Stored data:
'''
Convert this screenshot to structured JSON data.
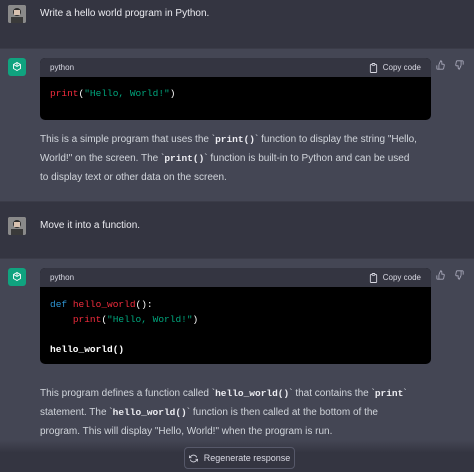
{
  "conversation": [
    {
      "role": "user",
      "text": "Write a hello world program in Python."
    },
    {
      "role": "assistant",
      "code_lang": "python",
      "copy_label": "Copy code",
      "code_lines": [
        {
          "fn": "print",
          "open": "(",
          "str": "\"Hello, World!\"",
          "close": ")"
        }
      ],
      "text_parts": [
        "This is a simple program that uses the `",
        "print()",
        "` function to display the string \"Hello, World!\" on the screen. The `",
        "print()",
        "` function is built-in to Python and can be used to display text or other data on the screen."
      ]
    },
    {
      "role": "user",
      "text": "Move it into a function."
    },
    {
      "role": "assistant",
      "code_lang": "python",
      "copy_label": "Copy code",
      "code": {
        "def_kw": "def",
        "def_name": "hello_world",
        "def_tail": "():",
        "indent_fn": "print",
        "indent_open": "(",
        "indent_str": "\"Hello, World!\"",
        "indent_close": ")",
        "call": "hello_world()"
      },
      "text_parts": [
        "This program defines a function called `",
        "hello_world()",
        "` that contains the `",
        "print",
        "` statement. The `",
        "hello_world()",
        "` function is then called at the bottom of the program. This will display \"Hello, World!\" when the program is run."
      ]
    }
  ],
  "regenerate_label": "Regenerate response",
  "colors": {
    "background": "#343541",
    "assistant_bg": "#444654",
    "brand_green": "#10a37f",
    "keyword": "#2e95d3",
    "function": "#f22c3d",
    "string": "#00a67d"
  },
  "icons": {
    "copy": "clipboard-icon",
    "thumbs_up": "thumbs-up-icon",
    "thumbs_down": "thumbs-down-icon",
    "regenerate": "refresh-icon",
    "assistant_avatar": "openai-logo-icon",
    "user_avatar": "user-photo-avatar"
  }
}
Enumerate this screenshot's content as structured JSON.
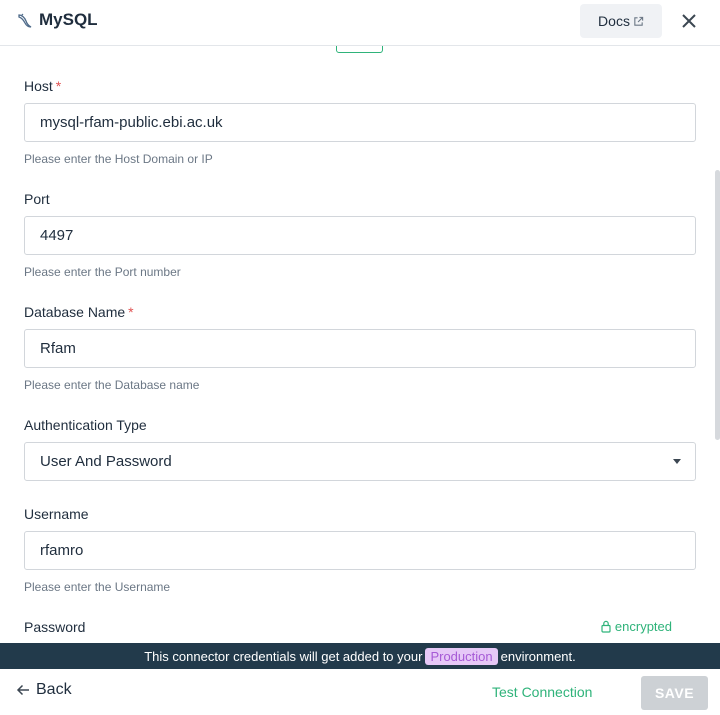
{
  "header": {
    "title": "MySQL",
    "docs_label": "Docs",
    "logo_icon": "mysql-dolphin-icon",
    "close_icon": "close-icon"
  },
  "form": {
    "host": {
      "label": "Host",
      "required_mark": "*",
      "value": "mysql-rfam-public.ebi.ac.uk",
      "hint": "Please enter the Host Domain or IP"
    },
    "port": {
      "label": "Port",
      "value": "4497",
      "hint": "Please enter the Port number"
    },
    "database": {
      "label": "Database Name",
      "required_mark": "*",
      "value": "Rfam",
      "hint": "Please enter the Database name"
    },
    "auth": {
      "label": "Authentication Type",
      "value": "User And Password"
    },
    "username": {
      "label": "Username",
      "value": "rfamro",
      "hint": "Please enter the Username"
    },
    "password": {
      "label": "Password",
      "encrypted_label": "encrypted"
    }
  },
  "banner": {
    "text_before": "This connector credentials will get added to your",
    "environment": "Production",
    "text_after": "environment."
  },
  "footer": {
    "back_label": "Back",
    "test_label": "Test Connection",
    "save_label": "SAVE"
  },
  "colors": {
    "accent_green": "#2fb37a",
    "banner_bg": "#223a4b",
    "env_pill_bg": "#e6c8f7",
    "env_pill_text": "#a65ad6",
    "required_red": "#e05252",
    "save_disabled": "#cdd1d5"
  }
}
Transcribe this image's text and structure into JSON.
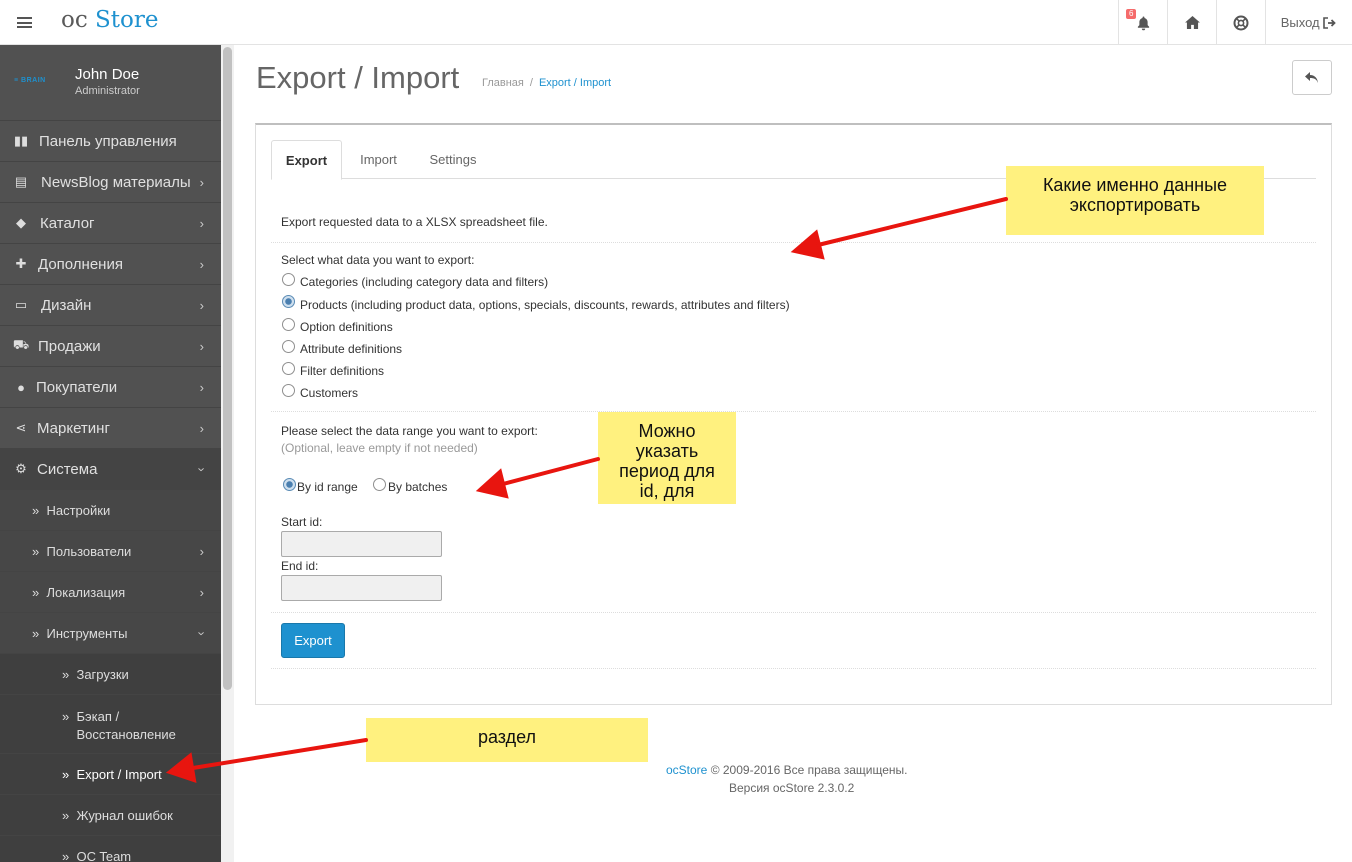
{
  "header": {
    "logo_oc": "oc",
    "logo_store": "Store",
    "notification_count": "6",
    "logout_label": "Выход"
  },
  "sidebar": {
    "avatar_text": "≡ BRAIN",
    "user_name": "John Doe",
    "user_role": "Administrator",
    "items": [
      {
        "label": "Панель управления",
        "icon": "dashboard-icon"
      },
      {
        "label": "NewsBlog материалы",
        "icon": "newspaper-icon"
      },
      {
        "label": "Каталог",
        "icon": "tags-icon"
      },
      {
        "label": "Дополнения",
        "icon": "puzzle-icon"
      },
      {
        "label": "Дизайн",
        "icon": "desktop-icon"
      },
      {
        "label": "Продажи",
        "icon": "cart-icon"
      },
      {
        "label": "Покупатели",
        "icon": "user-icon"
      },
      {
        "label": "Маркетинг",
        "icon": "share-icon"
      },
      {
        "label": "Система",
        "icon": "gear-icon"
      }
    ],
    "system_sub": [
      "Настройки",
      "Пользователи",
      "Локализация",
      "Инструменты"
    ],
    "tools_sub": [
      "Загрузки",
      "Бэкап / Восстановление",
      "Export / Import",
      "Журнал ошибок",
      "OC Team"
    ]
  },
  "page": {
    "title": "Export / Import",
    "breadcrumb_home": "Главная",
    "breadcrumb_sep": "/",
    "breadcrumb_current": "Export / Import"
  },
  "tabs": [
    "Export",
    "Import",
    "Settings"
  ],
  "export": {
    "intro": "Export requested data to a XLSX spreadsheet file.",
    "select_label": "Select what data you want to export:",
    "options": [
      "Categories (including category data and filters)",
      "Products (including product data, options, specials, discounts, rewards, attributes and filters)",
      "Option definitions",
      "Attribute definitions",
      "Filter definitions",
      "Customers"
    ],
    "selected_option": "Products (including product data, options, specials, discounts, rewards, attributes and filters)",
    "range_label": "Please select the data range you want to export:",
    "range_hint": "(Optional, leave empty if not needed)",
    "range_by_id": "By id range",
    "range_by_batches": "By batches",
    "selected_range": "By id range",
    "start_id_label": "Start id:",
    "end_id_label": "End id:",
    "start_id_value": "",
    "end_id_value": "",
    "button": "Export"
  },
  "footer": {
    "brand": "ocStore",
    "copyright": "© 2009-2016 Все права защищены.",
    "version": "Версия ocStore 2.3.0.2"
  },
  "annotations": {
    "note1": "Какие именно данные экспортировать",
    "note2": "Можно указать период для id, для",
    "note3": "раздел",
    "color": "#fff17f",
    "arrow_color": "#e8150f"
  }
}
'''
-- EXERCISE AIM --
Each entry shown above must be quoted exactly, with its pictures left out.

-- OUTPUT FOR THIS EXERCISE --
Convert this screenshot to structured JSON data.
{
  "conversation": [
    {
      "role": "user",
      "text": "Write a hello world program in Python."
    },
    {
      "role": "assistant",
      "code_lang": "python",
      "copy_label": "Copy code",
      "code_lines": [
        {
          "fn": "print",
          "open": "(",
          "str": "\"Hello, World!\"",
          "close": ")"
        }
      ],
      "text_parts": [
        "This is a simple program that uses the `",
        "print()",
        "` function to display the string \"Hello, World!\" on the screen. The `",
        "print()",
        "` function is built-in to Python and can be used to display text or other data on the screen."
      ]
    },
    {
      "role": "user",
      "text": "Move it into a function."
    },
    {
      "role": "assistant",
      "code_lang": "python",
      "copy_label": "Copy code",
      "code": {
        "def_kw": "def",
        "def_name": "hello_world",
        "def_tail": "():",
        "indent_fn": "print",
        "indent_open": "(",
        "indent_str": "\"Hello, World!\"",
        "indent_close": ")",
        "call": "hello_world()"
      },
      "text_parts": [
        "This program defines a function called `",
        "hello_world()",
        "` that contains the `",
        "print",
        "` statement. The `",
        "hello_world()",
        "` function is then called at the bottom of the program. This will display \"Hello, World!\" when the program is run."
      ]
    }
  ],
  "regenerate_label": "Regenerate response",
  "colors": {
    "background": "#343541",
    "assistant_bg": "#444654",
    "brand_green": "#10a37f",
    "keyword": "#2e95d3",
    "function": "#f22c3d",
    "string": "#00a67d"
  },
  "icons": {
    "copy": "clipboard-icon",
    "thumbs_up": "thumbs-up-icon",
    "thumbs_down": "thumbs-down-icon",
    "regenerate": "refresh-icon",
    "assistant_avatar": "openai-logo-icon",
    "user_avatar": "user-photo-avatar"
  }
}
Enumerate this screenshot's content as structured JSON.
{
  "header": {
    "title": "MySQL",
    "docs_label": "Docs",
    "logo_icon": "mysql-dolphin-icon",
    "close_icon": "close-icon"
  },
  "form": {
    "host": {
      "label": "Host",
      "required_mark": "*",
      "value": "mysql-rfam-public.ebi.ac.uk",
      "hint": "Please enter the Host Domain or IP"
    },
    "port": {
      "label": "Port",
      "value": "4497",
      "hint": "Please enter the Port number"
    },
    "database": {
      "label": "Database Name",
      "required_mark": "*",
      "value": "Rfam",
      "hint": "Please enter the Database name"
    },
    "auth": {
      "label": "Authentication Type",
      "value": "User And Password"
    },
    "username": {
      "label": "Username",
      "value": "rfamro",
      "hint": "Please enter the Username"
    },
    "password": {
      "label": "Password",
      "encrypted_label": "encrypted"
    }
  },
  "banner": {
    "text_before": "This connector credentials will get added to your",
    "environment": "Production",
    "text_after": "environment."
  },
  "footer": {
    "back_label": "Back",
    "test_label": "Test Connection",
    "save_label": "SAVE"
  },
  "colors": {
    "accent_green": "#2fb37a",
    "banner_bg": "#223a4b",
    "env_pill_bg": "#e6c8f7",
    "env_pill_text": "#a65ad6",
    "required_red": "#e05252",
    "save_disabled": "#cdd1d5"
  }
}
Transcribe this image's text and structure into JSON.
{
  "header": {
    "logo_oc": "oc",
    "logo_store": "Store",
    "notification_count": "6",
    "logout_label": "Выход"
  },
  "sidebar": {
    "avatar_text": "≡ BRAIN",
    "user_name": "John Doe",
    "user_role": "Administrator",
    "items": [
      {
        "label": "Панель управления",
        "icon": "dashboard-icon"
      },
      {
        "label": "NewsBlog материалы",
        "icon": "newspaper-icon"
      },
      {
        "label": "Каталог",
        "icon": "tags-icon"
      },
      {
        "label": "Дополнения",
        "icon": "puzzle-icon"
      },
      {
        "label": "Дизайн",
        "icon": "desktop-icon"
      },
      {
        "label": "Продажи",
        "icon": "cart-icon"
      },
      {
        "label": "Покупатели",
        "icon": "user-icon"
      },
      {
        "label": "Маркетинг",
        "icon": "share-icon"
      },
      {
        "label": "Система",
        "icon": "gear-icon"
      }
    ],
    "system_sub": [
      "Настройки",
      "Пользователи",
      "Локализация",
      "Инструменты"
    ],
    "tools_sub": [
      "Загрузки",
      "Бэкап / Восстановление",
      "Export / Import",
      "Журнал ошибок",
      "OC Team"
    ]
  },
  "page": {
    "title": "Export / Import",
    "breadcrumb_home": "Главная",
    "breadcrumb_sep": "/",
    "breadcrumb_current": "Export / Import"
  },
  "tabs": [
    "Export",
    "Import",
    "Settings"
  ],
  "export": {
    "intro": "Export requested data to a XLSX spreadsheet file.",
    "select_label": "Select what data you want to export:",
    "options": [
      "Categories (including category data and filters)",
      "Products (including product data, options, specials, discounts, rewards, attributes and filters)",
      "Option definitions",
      "Attribute definitions",
      "Filter definitions",
      "Customers"
    ],
    "selected_option": "Products (including product data, options, specials, discounts, rewards, attributes and filters)",
    "range_label": "Please select the data range you want to export:",
    "range_hint": "(Optional, leave empty if not needed)",
    "range_by_id": "By id range",
    "range_by_batches": "By batches",
    "selected_range": "By id range",
    "start_id_label": "Start id:",
    "end_id_label": "End id:",
    "start_id_value": "",
    "end_id_value": "",
    "button": "Export"
  },
  "footer": {
    "brand": "ocStore",
    "copyright": "© 2009-2016 Все права защищены.",
    "version": "Версия ocStore 2.3.0.2"
  },
  "annotations": {
    "note1": "Какие именно данные экспортировать",
    "note2": "Можно указать период для id, для",
    "note3": "раздел",
    "color": "#fff17f",
    "arrow_color": "#e8150f"
  }
}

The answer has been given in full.